• Exercise requirements: Gather every line below where "假期期间" appears.

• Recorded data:
***

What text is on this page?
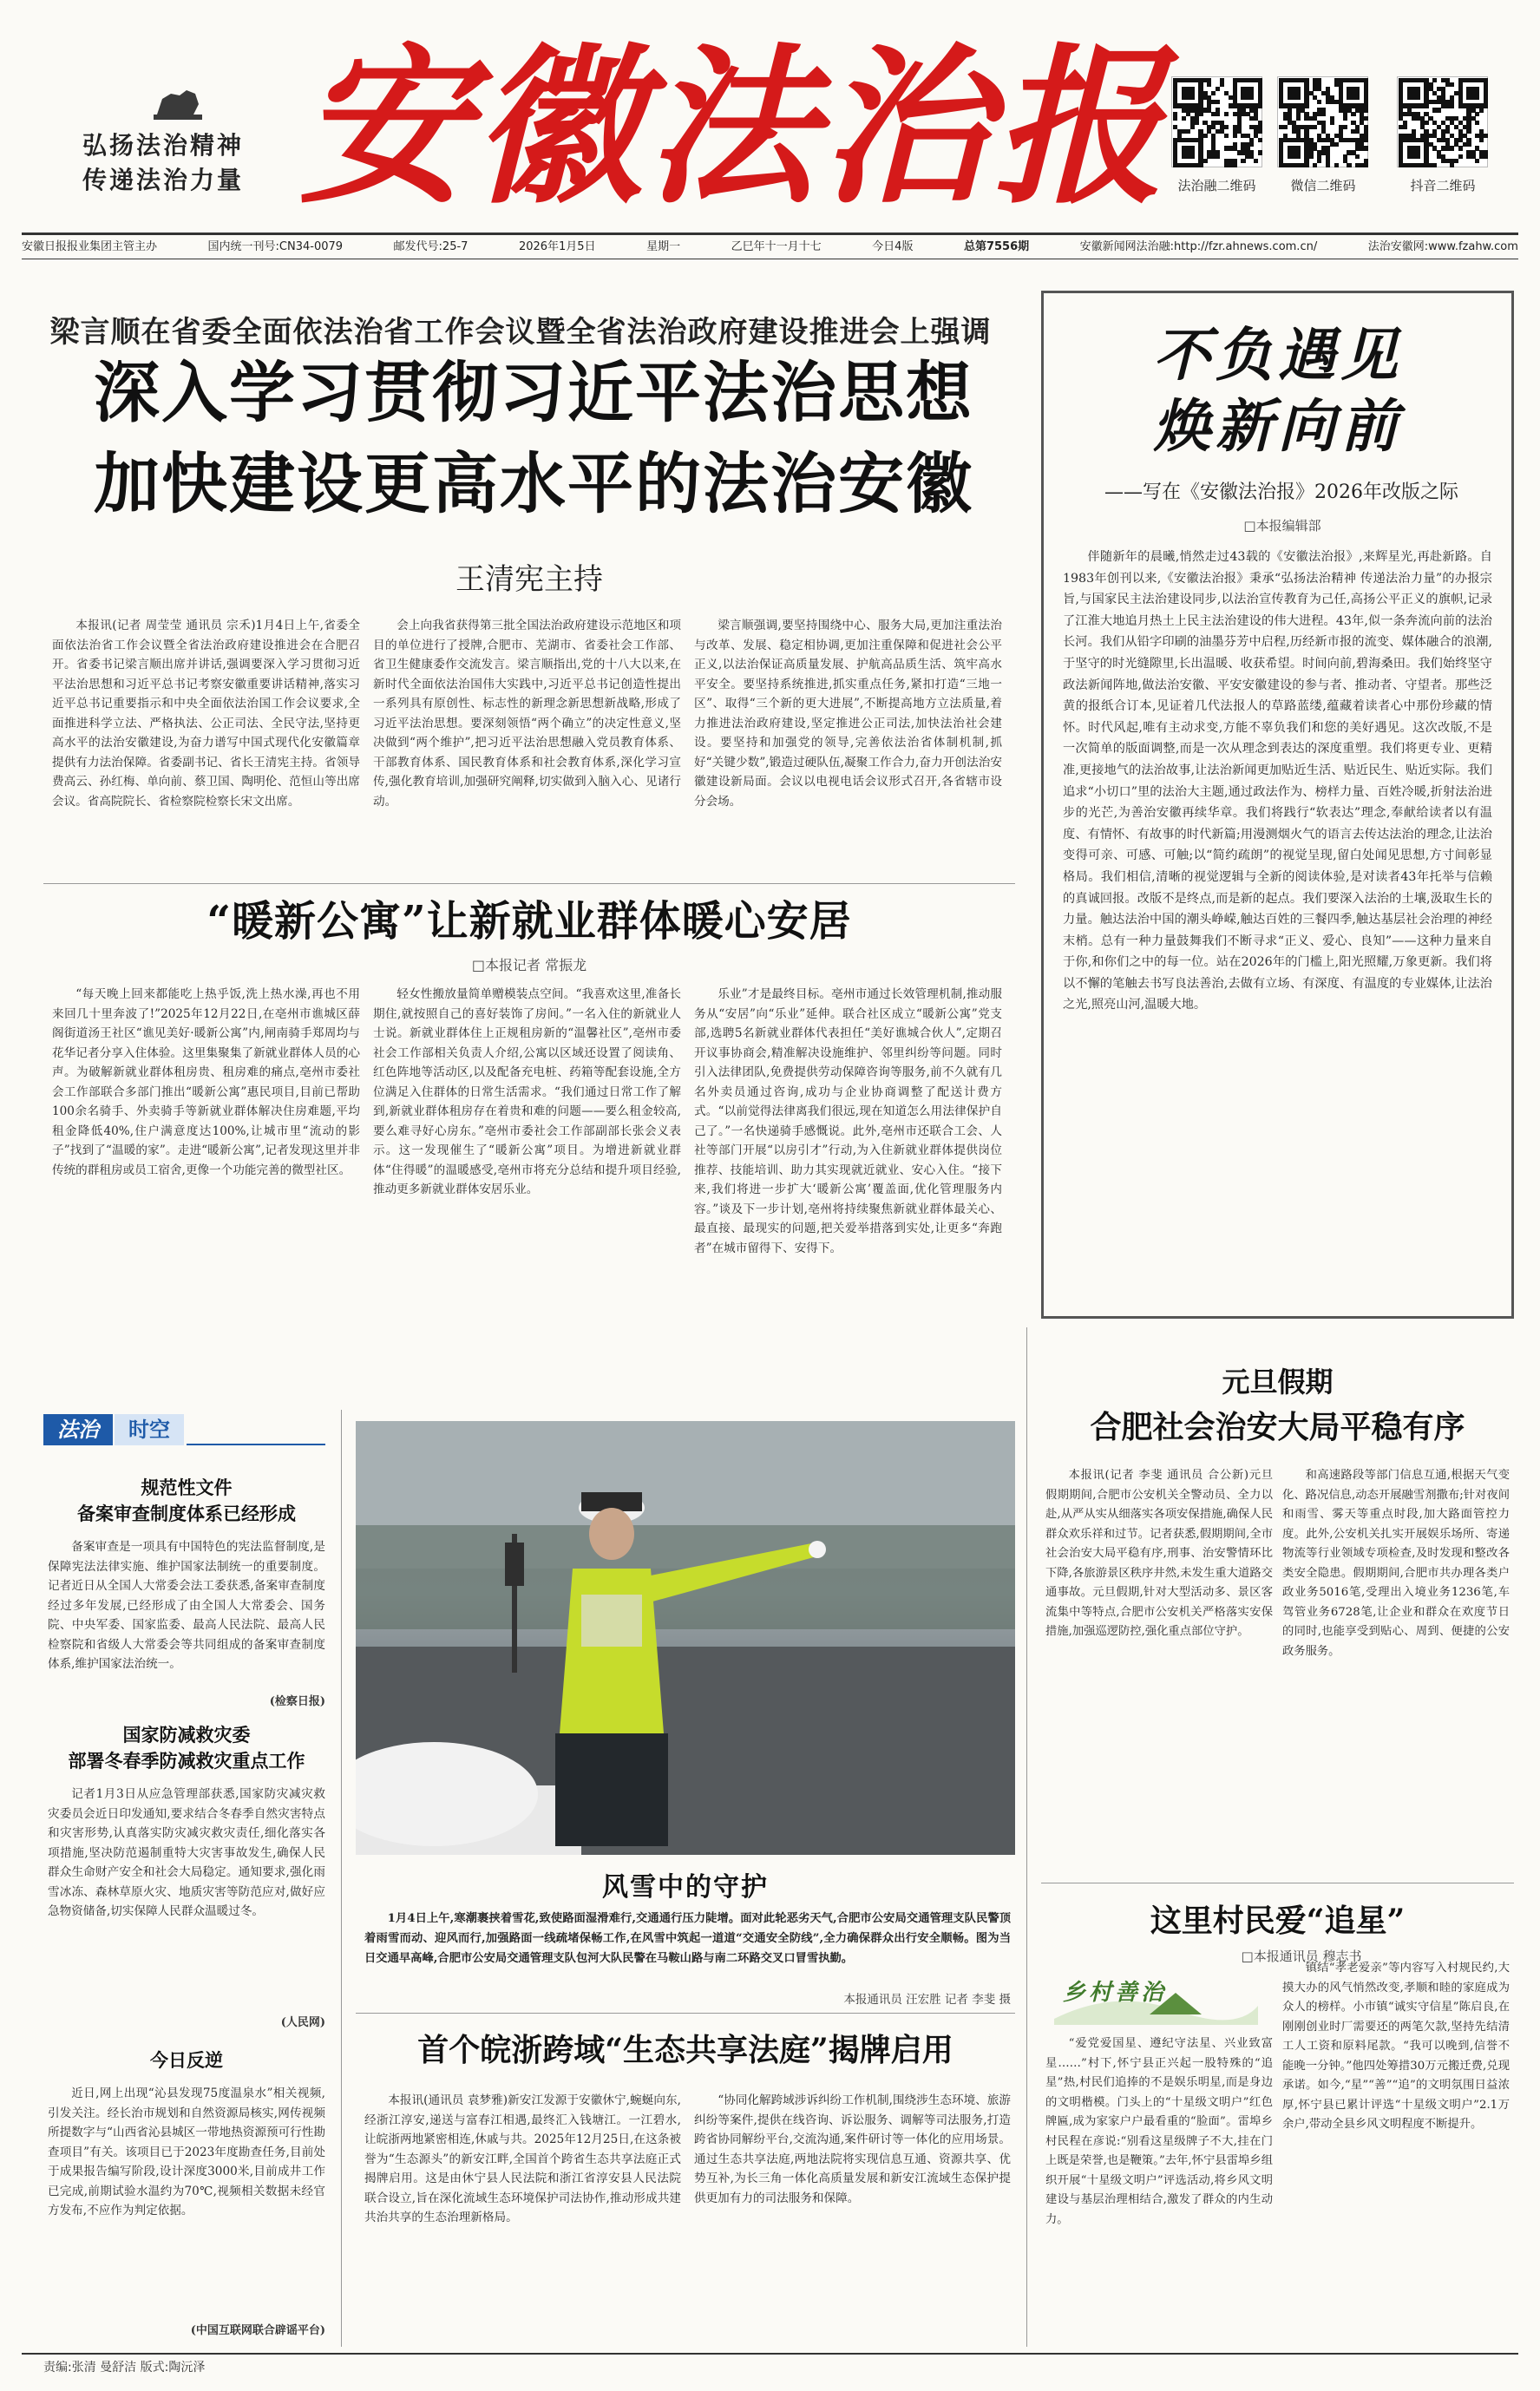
弘扬法治精神
传递法治力量 安徽法治报 法治融二维码	微信二维码	抖音二维码
安徽日报报业集团主管主办	国内统一刊号:CN34-0079	邮发代号:25-7	2026年1月5日	星期一	乙巳年十一月十七	今日4版	总第7556期	安徽新闻网法治融:http://fzr.ahnews.com.cn/	法治安徽网:www.fzahw.com
梁言顺在省委全面依法治省工作会议暨全省法治政府建设推进会上强调
深入学习贯彻习近平法治思想
加快建设更高水平的法治安徽
王清宪主持
本报讯(记者 周莹莹 通讯员 宗禾)1月4日上午,省委全面依法治省工作会议暨全省法治政府建设推进会在合肥召开。省委书记梁言顺出席并讲话,强调要深入学习贯彻习近平法治思想和习近平总书记考察安徽重要讲话精神,落实习近平总书记重要指示和中央全面依法治国工作会议要求,全面推进科学立法、严格执法、公正司法、全民守法,坚持更高水平的法治安徽建设,为奋力谱写中国式现代化安徽篇章提供有力法治保障。省委副书记、省长王清宪主持。省领导费高云、孙红梅、单向前、蔡卫国、陶明伦、范恒山等出席会议。省高院院长、省检察院检察长宋文出席。
会上向我省获得第三批全国法治政府建设示范地区和项目的单位进行了授牌,合肥市、芜湖市、省委社会工作部、省卫生健康委作交流发言。梁言顺指出,党的十八大以来,在新时代全面依法治国伟大实践中,习近平总书记创造性提出一系列具有原创性、标志性的新理念新思想新战略,形成了习近平法治思想。要深刻领悟“两个确立”的决定性意义,坚决做到“两个维护”,把习近平法治思想融入党员教育体系、干部教育体系、国民教育体系和社会教育体系,深化学习宣传,强化教育培训,加强研究阐释,切实做到入脑入心、见诸行动。
梁言顺强调,要坚持围绕中心、服务大局,更加注重法治与改革、发展、稳定相协调,更加注重保障和促进社会公平正义,以法治保证高质量发展、护航高品质生活、筑牢高水平安全。要坚持系统推进,抓实重点任务,紧扣打造“三地一区”、取得“三个新的更大进展”,不断提高地方立法质量,着力推进法治政府建设,坚定推进公正司法,加快法治社会建设。要坚持和加强党的领导,完善依法治省体制机制,抓好“关键少数”,锻造过硬队伍,凝聚工作合力,奋力开创法治安徽建设新局面。会议以电视电话会议形式召开,各省辖市设分会场。
不负遇见
焕新向前
——写在《安徽法治报》2026年改版之际
□本报编辑部
伴随新年的晨曦,悄然走过43载的《安徽法治报》,来辉星光,再赴新路。自1983年创刊以来,《安徽法治报》秉承“弘扬法治精神 传递法治力量”的办报宗旨,与国家民主法治建设同步,以法治宣传教育为己任,高扬公平正义的旗帜,记录了江淮大地追月热土上民主法治建设的伟大进程。43年,似一条奔流向前的法治长河。我们从铅字印刷的油墨芬芳中启程,历经新市报的流变、媒体融合的浪潮,于坚守的时光缝隙里,长出温暖、收获希望。时间向前,碧海桑田。我们始终坚守政法新闻阵地,做法治安徽、平安安徽建设的参与者、推动者、守望者。那些泛黄的报纸合订本,见证着几代法报人的草路蓝缕,蕴藏着读者心中那份珍藏的情怀。时代风起,唯有主动求变,方能不辜负我们和您的美好遇见。这次改版,不是一次简单的版面调整,而是一次从理念到表达的深度重塑。我们将更专业、更精准,更接地气的法治故事,让法治新闻更加贴近生活、贴近民生、贴近实际。我们追求“小切口”里的法治大主题,通过政法作为、榜样力量、百姓冷暖,折射法治进步的光芒,为善治安徽再续华章。我们将践行“软表达”理念,奉献给读者以有温度、有情怀、有故事的时代新篇;用漫测烟火气的语言去传达法治的理念,让法治变得可亲、可感、可触;以“简约疏朗”的视觉呈现,留白处闻见思想,方寸间彰显格局。我们相信,清晰的视觉逻辑与全新的阅读体验,是对读者43年托举与信赖的真诚回报。改版不是终点,而是新的起点。我们要深入法治的土壤,汲取生长的力量。触达法治中国的潮头峥嵘,触达百姓的三餐四季,触达基层社会治理的神经末梢。总有一种力量鼓舞我们不断寻求“正义、爱心、良知”——这种力量来自于你,和你们之中的每一位。站在2026年的门槛上,阳光照耀,万象更新。我们将以不懈的笔触去书写良法善治,去做有立场、有深度、有温度的专业媒体,让法治之光,照亮山河,温暖大地。
“暖新公寓”让新就业群体暖心安居
□本报记者 常振龙
“每天晚上回来都能吃上热乎饭,洗上热水澡,再也不用来回几十里奔波了!”2025年12月22日,在亳州市谯城区薛阁街道汤王社区“谯见美好·暖新公寓”内,闸南骑手郑周均与花华记者分享入住体验。这里集聚集了新就业群体人员的心声。为破解新就业群体租房贵、租房难的痛点,亳州市委社会工作部联合多部门推出“暖新公寓”惠民项目,目前已帮助100余名骑手、外卖骑手等新就业群体解决住房难题,平均租金降低40%,住户满意度达100%,让城市里“流动的影子”找到了“温暖的家”。走进“暖新公寓”,记者发现这里并非传统的群租房或员工宿舍,更像一个功能完善的微型社区。
轻女性搬放量简单赠模装点空间。“我喜欢这里,准备长期住,就按照自己的喜好装饰了房间。”一名入住的新就业人士说。新就业群体住上正规租房新的“温馨社区”,亳州市委社会工作部相关负责人介绍,公寓以区域还设置了阅读角、红色阵地等活动区,以及配备充电桩、药箱等配套设施,全方位满足入住群体的日常生活需求。“我们通过日常工作了解到,新就业群体租房存在着贵和难的问题——要么租金较高,要么难寻好心房东。”亳州市委社会工作部副部长张会义表示。这一发现催生了“暖新公寓”项目。为增进新就业群体“住得暖”的温暖感受,亳州市将充分总结和提升项目经验,推动更多新就业群体安居乐业。
乐业”才是最终目标。亳州市通过长效管理机制,推动服务从“安居”向“乐业”延伸。联合社区成立“暖新公寓”党支部,选聘5名新就业群体代表担任“美好谯城合伙人”,定期召开议事协商会,精准解决设施维护、邻里纠纷等问题。同时引入法律团队,免费提供劳动保障咨询等服务,前不久就有几名外卖员通过咨询,成功与企业协商调整了配送计费方式。“以前觉得法律离我们很远,现在知道怎么用法律保护自己了。”一名快递骑手感慨说。此外,亳州市还联合工会、人社等部门开展“以房引才”行动,为入住新就业群体提供岗位推荐、技能培训、助力其实现就近就业、安心入住。“接下来,我们将进一步扩大‘暖新公寓’覆盖面,优化管理服务内容。”谈及下一步计划,亳州将持续聚焦新就业群体最关心、最直接、最现实的问题,把关爱举措落到实处,让更多“奔跑者”在城市留得下、安得下。
法治	时空
规范性文件
备案审查制度体系已经形成
备案审查是一项具有中国特色的宪法监督制度,是保障宪法法律实施、维护国家法制统一的重要制度。记者近日从全国人大常委会法工委获悉,备案审查制度经过多年发展,已经形成了由全国人大常委会、国务院、中央军委、国家监委、最高人民法院、最高人民检察院和省级人大常委会等共同组成的备案审查制度体系,维护国家法治统一。
(检察日报)
国家防减救灾委
部署冬春季防减救灾重点工作
记者1月3日从应急管理部获悉,国家防灾减灾救灾委员会近日印发通知,要求结合冬春季自然灾害特点和灾害形势,认真落实防灾减灾救灾责任,细化落实各项措施,坚决防范遏制重特大灾害事故发生,确保人民群众生命财产安全和社会大局稳定。通知要求,强化雨雪冰冻、森林草原火灾、地质灾害等防范应对,做好应急物资储备,切实保障人民群众温暖过冬。
(人民网)
今日反逆
近日,网上出现“沁县发现75度温泉水”相关视频,引发关注。经长治市规划和自然资源局核实,网传视频所提数字与“山西省沁县城区一带地热资源预可行性勘查项目”有关。该项目已于2023年度勘查任务,目前处于成果报告编写阶段,设计深度3000米,目前成井工作已完成,前期试验水温约为70℃,视频相关数据未经官方发布,不应作为判定依据。
(中国互联网联合辟谣平台)
风雪中的守护
1月4日上午,寒潮裹挟着雪花,致使路面湿滑难行,交通通行压力陡增。面对此轮恶劣天气,合肥市公安局交通管理支队民警顶着雨雪而动、迎风而行,加强路面一线疏堵保畅工作,在风雪中筑起一道道“交通安全防线”,全力确保群众出行安全顺畅。图为当日交通早高峰,合肥市公安局交通管理支队包河大队民警在马鞍山路与南二环路交叉口冒雪执勤。
本报通讯员 汪宏胜 记者 李斐 摄
首个皖浙跨域“生态共享法庭”揭牌启用
本报讯(通讯员 袁梦雅)新安江发源于安徽休宁,蜿蜒向东,经浙江淳安,递送与富春江相遇,最终汇入钱塘江。一江碧水,让皖浙两地紧密相连,休戚与共。2025年12月25日,在这条被誉为“生态源头”的新安江畔,全国首个跨省生态共享法庭正式揭牌启用。这是由休宁县人民法院和浙江省淳安县人民法院联合设立,旨在深化流域生态环境保护司法协作,推动形成共建共治共享的生态治理新格局。
“协同化解跨域涉诉纠纷工作机制,围绕涉生态环境、旅游纠纷等案件,提供在线咨询、诉讼服务、调解等司法服务,打造跨省协同解纷平台,交流沟通,案件研讨等一体化的应用场景。通过生态共享法庭,两地法院将实现信息互通、资源共享、优势互补,为长三角一体化高质量发展和新安江流域生态保护提供更加有力的司法服务和保障。
元旦假期
合肥社会治安大局平稳有序
本报讯(记者 李斐 通讯员 合公新)元旦假期期间,合肥市公安机关全警动员、全力以赴,从严从实从细落实各项安保措施,确保人民群众欢乐祥和过节。记者获悉,假期期间,全市社会治安大局平稳有序,刑事、治安警情环比下降,各旅游景区秩序井然,未发生重大道路交通事故。元旦假期,针对大型活动多、景区客流集中等特点,合肥市公安机关严格落实安保措施,加强巡逻防控,强化重点部位守护。
和高速路段等部门信息互通,根据天气变化、路况信息,动态开展融雪剂撒布;针对夜间和雨雪、雾天等重点时段,加大路面管控力度。此外,公安机关扎实开展娱乐场所、寄递物流等行业领域专项检查,及时发现和整改各类安全隐患。假期期间,合肥市共办理各类户政业务5016笔,受理出入境业务1236笔,车驾管业务6728笔,让企业和群众在欢度节日的同时,也能享受到贴心、周到、便捷的公安政务服务。
这里村民爱“追星”
□本报通讯员 穆志书
乡村善治
“爱党爱国星、遵纪守法星、兴业致富星……”村下,怀宁县正兴起一股特殊的“追星”热,村民们追捧的不是娱乐明星,而是身边的文明楷模。门头上的“十星级文明户”红色牌匾,成为家家户户最看重的“脸面”。雷埠乡村民程在彦说:“别看这星级牌子不大,挂在门上既是荣誉,也是鞭策。”去年,怀宁县雷埠乡组织开展“十星级文明户”评选活动,将乡风文明建设与基层治理相结合,激发了群众的内生动力。
镇结“孝老爱亲”等内容写入村规民约,大摸大办的风气悄然改变,孝顺和睦的家庭成为众人的榜样。小市镇“诚实守信星”陈启良,在刚刚创业时厂需要还的两笔欠款,坚持先结清工人工资和原料尾款。“我可以晚到,信誉不能晚一分钟。”他四处筹措30万元搬迁费,兑现承诺。如今,“星”“善”“追”的文明氛围日益浓厚,怀宁县已累计评选“十星级文明户”2.1万余户,带动全县乡风文明程度不断提升。
责编:张清 曼舒洁 版式:陶沅泽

***

• Full response:
本报讯(记者 李斐 通讯员 合公新)元旦假期期间,合肥市公安机关全警动员、全力以赴,从严从实从细落实各项安保措施,确保人民群众欢乐祥和过节。记者获悉,假期期间,全市社会治安大局平稳有序,刑事、治安警情环比下降,各旅游景区秩序井然,未发生重大道路交通事故。元旦假期,针对大型活动多、景区客流集中等特点,合肥市公安机关严格落实安保措施,加强巡逻防控,强化重点部位守护。
和高速路段等部门信息互通,根据天气变化、路况信息,动态开展融雪剂撒布;针对夜间和雨雪、雾天等重点时段,加大路面管控力度。此外,公安机关扎实开展娱乐场所、寄递物流等行业领域专项检查,及时发现和整改各类安全隐患。假期期间,合肥市共办理各类户政业务5016笔,受理出入境业务1236笔,车驾管业务6728笔,让企业和群众在欢度节日的同时,也能享受到贴心、周到、便捷的公安政务服务。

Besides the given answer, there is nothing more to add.